(Dataset items)
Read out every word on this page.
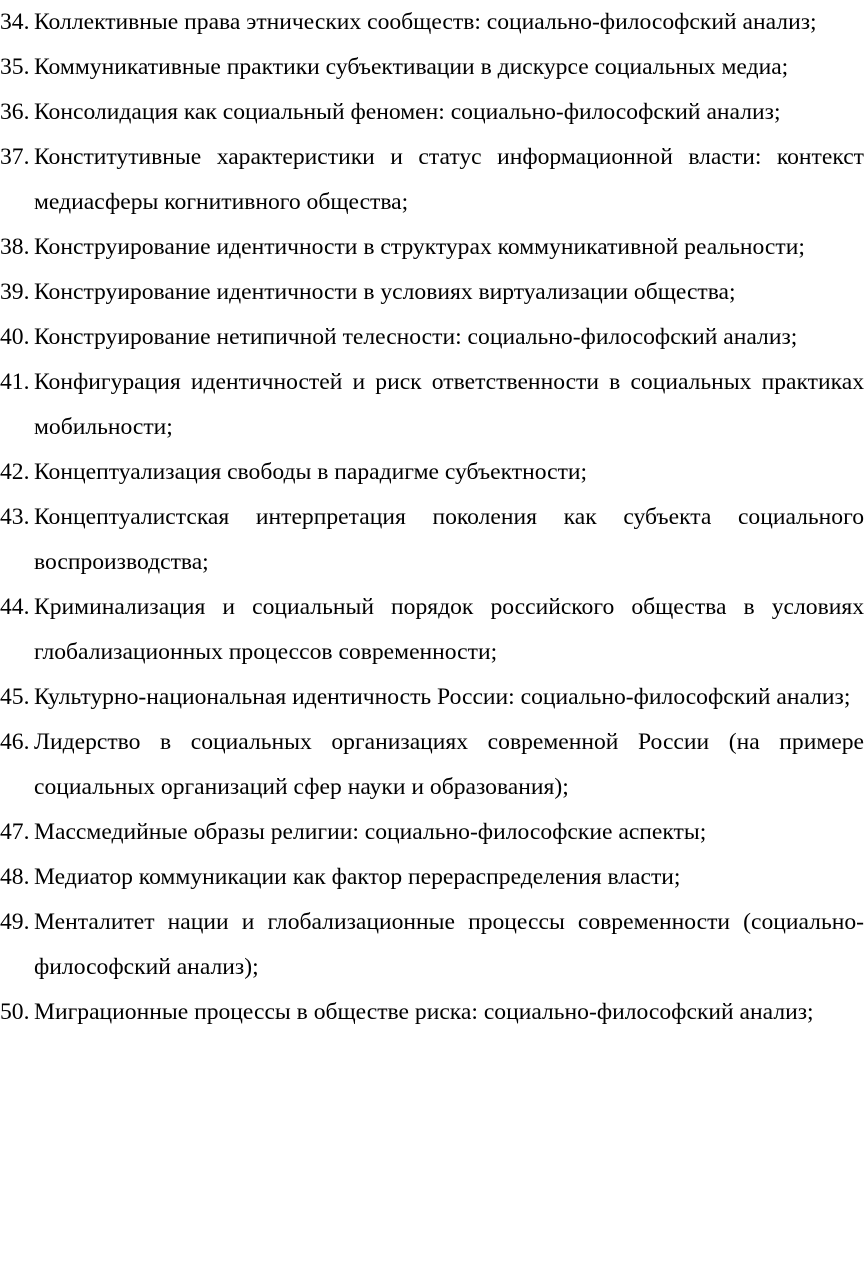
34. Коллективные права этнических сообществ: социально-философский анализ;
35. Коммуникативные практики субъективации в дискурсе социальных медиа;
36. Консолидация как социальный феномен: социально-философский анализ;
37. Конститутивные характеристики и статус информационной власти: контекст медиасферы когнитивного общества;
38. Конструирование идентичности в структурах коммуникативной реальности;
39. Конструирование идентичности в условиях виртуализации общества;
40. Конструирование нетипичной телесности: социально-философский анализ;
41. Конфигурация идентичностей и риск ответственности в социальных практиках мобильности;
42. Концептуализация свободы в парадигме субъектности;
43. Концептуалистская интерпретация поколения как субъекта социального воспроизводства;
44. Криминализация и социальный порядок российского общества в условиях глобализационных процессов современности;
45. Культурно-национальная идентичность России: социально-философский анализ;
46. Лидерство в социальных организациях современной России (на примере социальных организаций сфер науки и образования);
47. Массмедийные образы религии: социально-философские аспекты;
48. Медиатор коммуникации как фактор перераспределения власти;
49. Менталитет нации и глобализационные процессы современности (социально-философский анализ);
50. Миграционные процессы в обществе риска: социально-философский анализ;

**Exercise objective**
Select every line above that contains the word "власти", and copy it.

**Exercise result**
37. Конститутивные характеристики и статус информационной власти: контекст медиасферы когнитивного общества;
48. Медиатор коммуникации как фактор перераспределения власти;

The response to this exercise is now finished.